Data supplied:
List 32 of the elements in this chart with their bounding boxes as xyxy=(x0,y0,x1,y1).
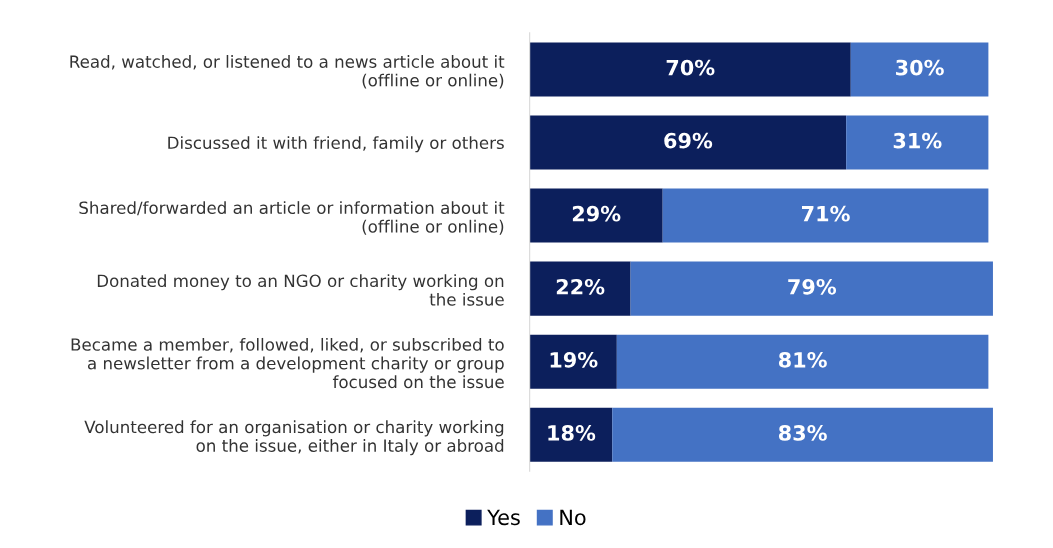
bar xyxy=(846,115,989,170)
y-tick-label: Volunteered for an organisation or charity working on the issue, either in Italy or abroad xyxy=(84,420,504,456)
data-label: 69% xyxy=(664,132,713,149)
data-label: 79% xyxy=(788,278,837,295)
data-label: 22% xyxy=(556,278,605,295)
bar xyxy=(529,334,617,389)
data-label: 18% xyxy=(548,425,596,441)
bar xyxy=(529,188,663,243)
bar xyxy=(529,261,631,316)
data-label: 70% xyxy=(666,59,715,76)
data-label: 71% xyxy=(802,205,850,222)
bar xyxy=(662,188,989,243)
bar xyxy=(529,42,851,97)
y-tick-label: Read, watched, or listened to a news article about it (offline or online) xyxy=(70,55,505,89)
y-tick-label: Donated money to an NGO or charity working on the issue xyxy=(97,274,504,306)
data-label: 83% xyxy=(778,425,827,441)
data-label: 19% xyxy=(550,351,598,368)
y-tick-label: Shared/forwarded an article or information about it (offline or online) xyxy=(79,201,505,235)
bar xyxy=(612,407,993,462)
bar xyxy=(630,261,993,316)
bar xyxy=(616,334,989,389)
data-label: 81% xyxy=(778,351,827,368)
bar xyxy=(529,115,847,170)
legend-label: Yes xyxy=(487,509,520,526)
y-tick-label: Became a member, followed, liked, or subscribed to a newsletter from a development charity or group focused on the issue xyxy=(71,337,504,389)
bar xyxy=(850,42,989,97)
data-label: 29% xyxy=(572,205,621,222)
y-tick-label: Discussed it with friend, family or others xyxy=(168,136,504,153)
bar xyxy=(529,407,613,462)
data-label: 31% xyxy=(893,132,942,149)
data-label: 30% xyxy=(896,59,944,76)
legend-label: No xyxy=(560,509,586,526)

--

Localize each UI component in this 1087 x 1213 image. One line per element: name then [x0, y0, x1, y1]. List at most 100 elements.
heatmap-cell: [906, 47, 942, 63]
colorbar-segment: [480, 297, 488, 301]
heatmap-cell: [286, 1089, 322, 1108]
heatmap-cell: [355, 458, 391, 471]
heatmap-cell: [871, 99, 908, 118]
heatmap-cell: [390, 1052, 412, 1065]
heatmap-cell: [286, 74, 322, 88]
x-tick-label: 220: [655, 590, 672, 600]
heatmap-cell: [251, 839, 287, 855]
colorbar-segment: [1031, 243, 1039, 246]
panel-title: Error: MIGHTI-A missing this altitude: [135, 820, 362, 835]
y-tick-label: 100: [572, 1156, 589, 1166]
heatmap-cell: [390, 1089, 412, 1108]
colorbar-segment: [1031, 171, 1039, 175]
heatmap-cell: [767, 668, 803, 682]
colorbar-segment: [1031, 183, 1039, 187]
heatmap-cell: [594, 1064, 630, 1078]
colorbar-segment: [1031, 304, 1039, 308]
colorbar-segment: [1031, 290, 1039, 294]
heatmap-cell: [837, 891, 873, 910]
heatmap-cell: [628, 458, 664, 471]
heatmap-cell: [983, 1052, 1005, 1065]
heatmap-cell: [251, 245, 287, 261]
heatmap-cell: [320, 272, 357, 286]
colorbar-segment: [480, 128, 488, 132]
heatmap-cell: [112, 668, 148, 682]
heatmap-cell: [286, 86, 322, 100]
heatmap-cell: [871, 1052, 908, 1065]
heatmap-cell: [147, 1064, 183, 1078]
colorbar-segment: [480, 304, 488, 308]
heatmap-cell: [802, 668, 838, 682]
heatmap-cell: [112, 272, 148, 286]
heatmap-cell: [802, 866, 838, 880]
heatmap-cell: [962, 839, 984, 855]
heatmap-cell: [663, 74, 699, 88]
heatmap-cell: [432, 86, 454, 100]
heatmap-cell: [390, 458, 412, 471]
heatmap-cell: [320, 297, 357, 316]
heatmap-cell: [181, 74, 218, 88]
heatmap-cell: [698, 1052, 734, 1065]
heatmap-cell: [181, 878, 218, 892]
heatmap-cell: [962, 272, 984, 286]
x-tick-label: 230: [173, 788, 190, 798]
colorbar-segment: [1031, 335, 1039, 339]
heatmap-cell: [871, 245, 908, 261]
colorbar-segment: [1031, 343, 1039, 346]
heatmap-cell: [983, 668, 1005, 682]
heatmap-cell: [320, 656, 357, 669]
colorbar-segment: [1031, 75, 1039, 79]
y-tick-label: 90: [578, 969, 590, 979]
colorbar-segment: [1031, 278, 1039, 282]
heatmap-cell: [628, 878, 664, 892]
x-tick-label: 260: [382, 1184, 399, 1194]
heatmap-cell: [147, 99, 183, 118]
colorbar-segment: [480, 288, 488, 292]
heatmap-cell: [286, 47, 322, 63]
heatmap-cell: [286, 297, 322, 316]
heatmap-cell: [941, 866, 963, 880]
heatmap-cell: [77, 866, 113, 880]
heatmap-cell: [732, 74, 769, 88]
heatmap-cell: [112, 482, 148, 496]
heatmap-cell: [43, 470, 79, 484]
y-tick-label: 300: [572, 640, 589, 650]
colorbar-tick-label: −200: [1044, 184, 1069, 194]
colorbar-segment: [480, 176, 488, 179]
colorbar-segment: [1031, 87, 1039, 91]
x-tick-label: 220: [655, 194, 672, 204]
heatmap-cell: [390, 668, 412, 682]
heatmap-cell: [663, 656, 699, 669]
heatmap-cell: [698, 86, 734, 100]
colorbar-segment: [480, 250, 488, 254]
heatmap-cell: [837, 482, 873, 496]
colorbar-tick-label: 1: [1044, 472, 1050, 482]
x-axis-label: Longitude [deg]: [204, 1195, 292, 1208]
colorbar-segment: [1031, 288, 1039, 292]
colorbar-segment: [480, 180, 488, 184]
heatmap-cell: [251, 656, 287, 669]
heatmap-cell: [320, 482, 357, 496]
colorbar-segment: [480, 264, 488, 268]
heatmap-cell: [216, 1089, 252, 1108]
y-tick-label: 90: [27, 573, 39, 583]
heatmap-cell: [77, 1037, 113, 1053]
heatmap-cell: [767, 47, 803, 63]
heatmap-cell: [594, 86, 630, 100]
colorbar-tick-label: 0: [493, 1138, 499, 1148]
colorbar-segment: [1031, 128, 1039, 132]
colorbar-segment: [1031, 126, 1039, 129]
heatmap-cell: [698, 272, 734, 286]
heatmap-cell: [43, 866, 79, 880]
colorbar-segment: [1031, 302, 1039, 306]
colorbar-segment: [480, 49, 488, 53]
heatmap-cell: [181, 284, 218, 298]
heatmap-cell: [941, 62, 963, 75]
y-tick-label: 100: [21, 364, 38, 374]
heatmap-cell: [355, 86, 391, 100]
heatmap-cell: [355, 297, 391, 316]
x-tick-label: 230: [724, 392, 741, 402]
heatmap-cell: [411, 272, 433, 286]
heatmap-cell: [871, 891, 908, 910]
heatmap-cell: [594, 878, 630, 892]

---

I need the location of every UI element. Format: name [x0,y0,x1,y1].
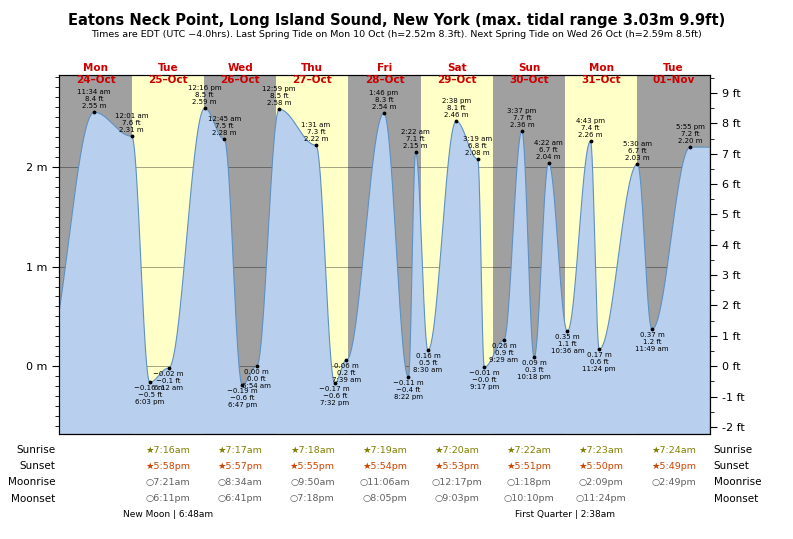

Task to carry out:
Reproduce the rows above verbatim, from the line with "Localize each UI" to the line with "heatmap-cell: [594, 1064, 630, 1078]", both included.

Response:
Localize each UI component in this 1087 x 1213 image. One line per element: name then [x0, y0, x1, y1]. List at most 100 elements.
heatmap-cell: [906, 47, 942, 63]
colorbar-segment: [480, 297, 488, 301]
heatmap-cell: [286, 1089, 322, 1108]
heatmap-cell: [355, 458, 391, 471]
heatmap-cell: [871, 99, 908, 118]
heatmap-cell: [390, 1052, 412, 1065]
heatmap-cell: [286, 74, 322, 88]
x-tick-label: 220: [655, 590, 672, 600]
heatmap-cell: [251, 839, 287, 855]
colorbar-segment: [1031, 243, 1039, 246]
panel-title: Error: MIGHTI-A missing this altitude: [135, 820, 362, 835]
y-tick-label: 100: [572, 1156, 589, 1166]
heatmap-cell: [390, 1089, 412, 1108]
colorbar-segment: [1031, 171, 1039, 175]
heatmap-cell: [767, 668, 803, 682]
colorbar-segment: [1031, 183, 1039, 187]
heatmap-cell: [594, 1064, 630, 1078]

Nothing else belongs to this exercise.